(Source data)
• • • • • • •

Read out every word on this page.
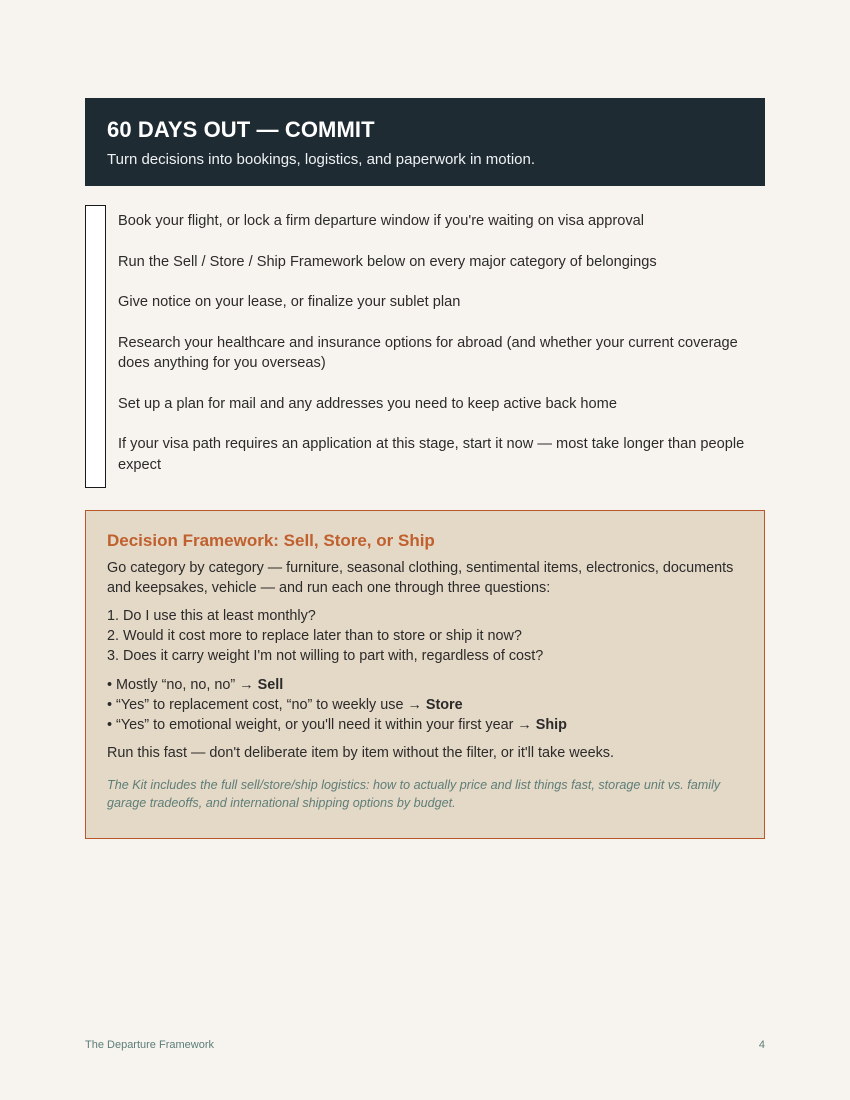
60 DAYS OUT — COMMIT

Turn decisions into bookings, logistics, and paperwork in motion.

Book your flight, or lock a firm departure window if you're waiting on visa approval
Run the Sell / Store / Ship Framework below on every major category of belongings
Give notice on your lease, or finalize your sublet plan
Research your healthcare and insurance options for abroad (and whether your current coverage does anything for you overseas)
Set up a plan for mail and any addresses you need to keep active back home
If your visa path requires an application at this stage, start it now — most take longer than people expect
Decision Framework: Sell, Store, or Ship

Go category by category — furniture, seasonal clothing, sentimental items, electronics, documents and keepsakes, vehicle — and run each one through three questions:

1. Do I use this at least monthly?
2. Would it cost more to replace later than to store or ship it now?
3. Does it carry weight I'm not willing to part with, regardless of cost?
• Mostly “no, no, no” → Sell
• “Yes” to replacement cost, “no” to weekly use → Store
• “Yes” to emotional weight, or you'll need it within your first year → Ship

Run this fast — don't deliberate item by item without the filter, or it'll take weeks.

The Kit includes the full sell/store/ship logistics: how to actually price and list things fast, storage unit vs. family garage tradeoffs, and international shipping options by budget.

The Departure Framework	4
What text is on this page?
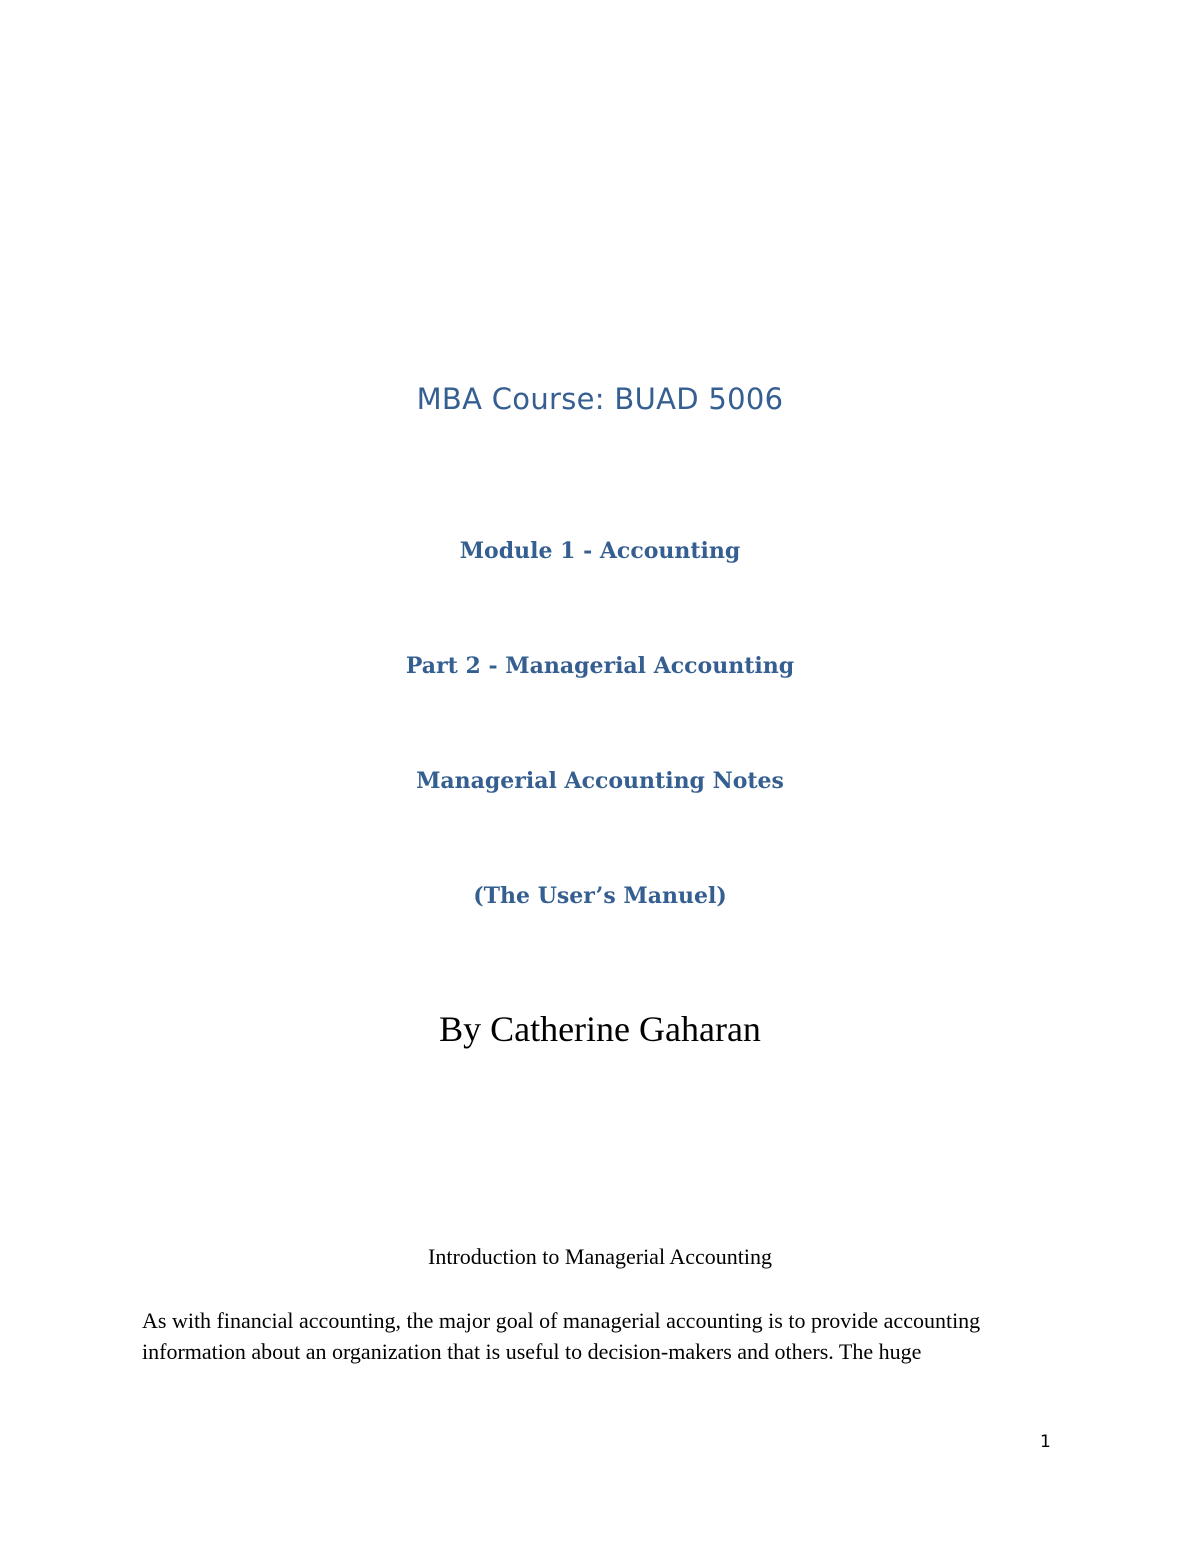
MBA Course: BUAD 5006
Module 1 - Accounting
Part 2 - Managerial Accounting
Managerial Accounting Notes
(The User’s Manuel)
By Catherine Gaharan
Introduction to Managerial Accounting
As with financial accounting, the major goal of managerial accounting is to provide accounting
information about an organization that is useful to decision-makers and others. The huge
1
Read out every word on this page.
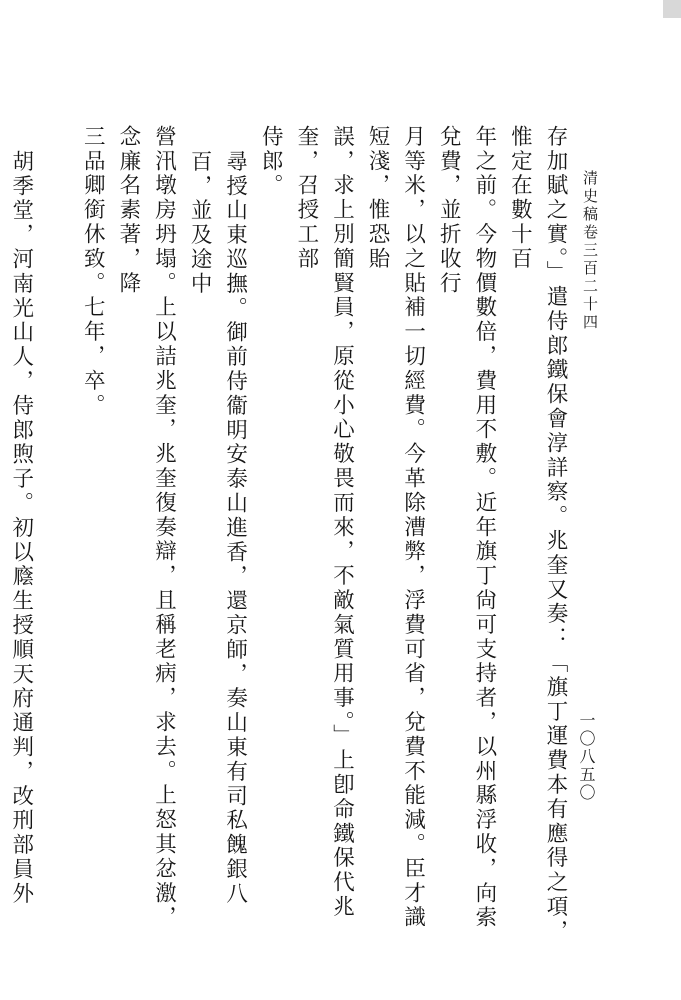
清史稿卷三百二十四
存加賦之實。」遣侍郎鐵保會淳詳察。兆奎又奏：「旗丁運費本有應得之項，惟定在數十百
年之前。今物價數倍，費用不敷。近年旗丁尙可支持者，以州縣浮收，向索兌費，並折收行
月等米，以之貼補一切經費。今革除漕弊，浮費可省，兌費不能減。臣才識短淺，惟恐貽
誤，求上別簡賢員，原從小心敬畏而來，不敵氣質用事。」上卽命鐵保代兆奎，召授工部
侍郎。
尋授山東巡撫。御前侍衞明安泰山進香，還京師，奏山東有司私餽銀八百，並及途中
營汛墩房坍塌。上以詰兆奎，兆奎復奏辯，且稱老病，求去。上怒其忿激，念廉名素著，降
三品卿銜休致。七年，卒。
胡季堂，河南光山人，侍郎煦子。初以廕生授順天府通判，改刑部員外
一〇八五〇
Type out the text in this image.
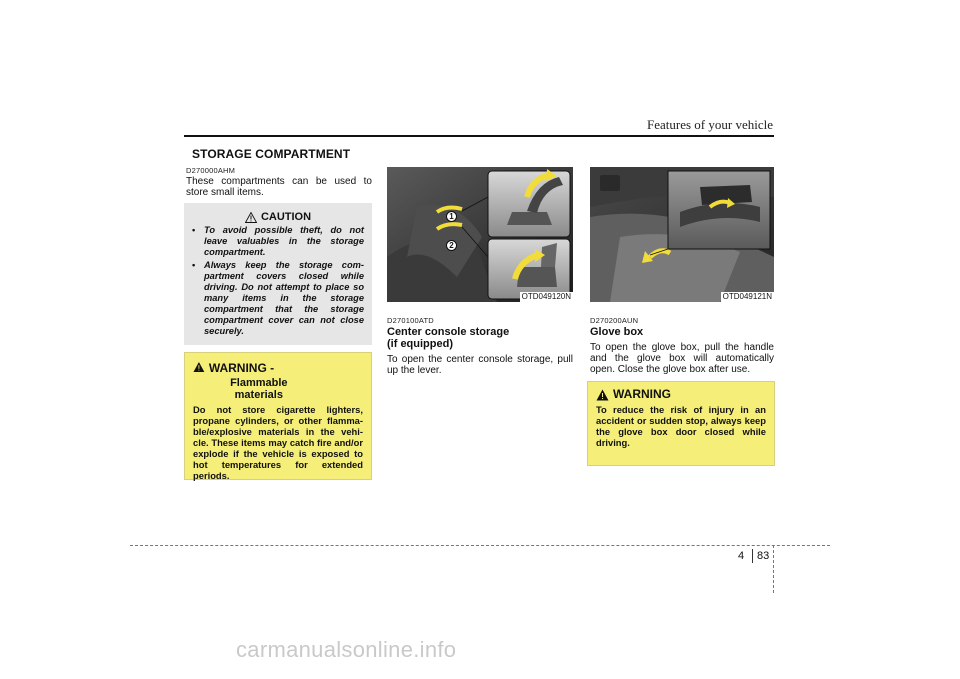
Features of your vehicle
STORAGE COMPARTMENT
D270000AHM
These compartments can be used to store small items.
CAUTION
• To avoid possible theft, do not leave valuables in the storage compartment.
• Always keep the storage com-partment covers closed while driving. Do not attempt to place so many items in the storage compartment that the storage compartment cover can not close securely.
WARNING - Flammable materials
Do not store cigarette lighters, propane cylinders, or other flamma-ble/explosive materials in the vehi-cle. These items may catch fire and/or explode if the vehicle is exposed to hot temperatures for extended periods.
1
2
OTD049120N
D270100ATD
Center console storage
(if equipped)
To open the center console storage, pull up the lever.
OTD049121N
D270200AUN
Glove box
To open the glove box, pull the handle and the glove box will automatically open. Close the glove box after use.
WARNING
To reduce the risk of injury in an accident or sudden stop, always keep the glove box door closed while driving.
4 83
carmanualsonline.info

• • • • • • •

Work instructions: Pull out all lines from the listing that contain the string "while".

Solution to the problem:
• Always keep the storage com-partment covers closed while driving. Do not attempt to place so many items in the storage compartment that the storage compartment cover can not close securely.
To reduce the risk of injury in an accident or sudden stop, always keep the glove box door closed while driving.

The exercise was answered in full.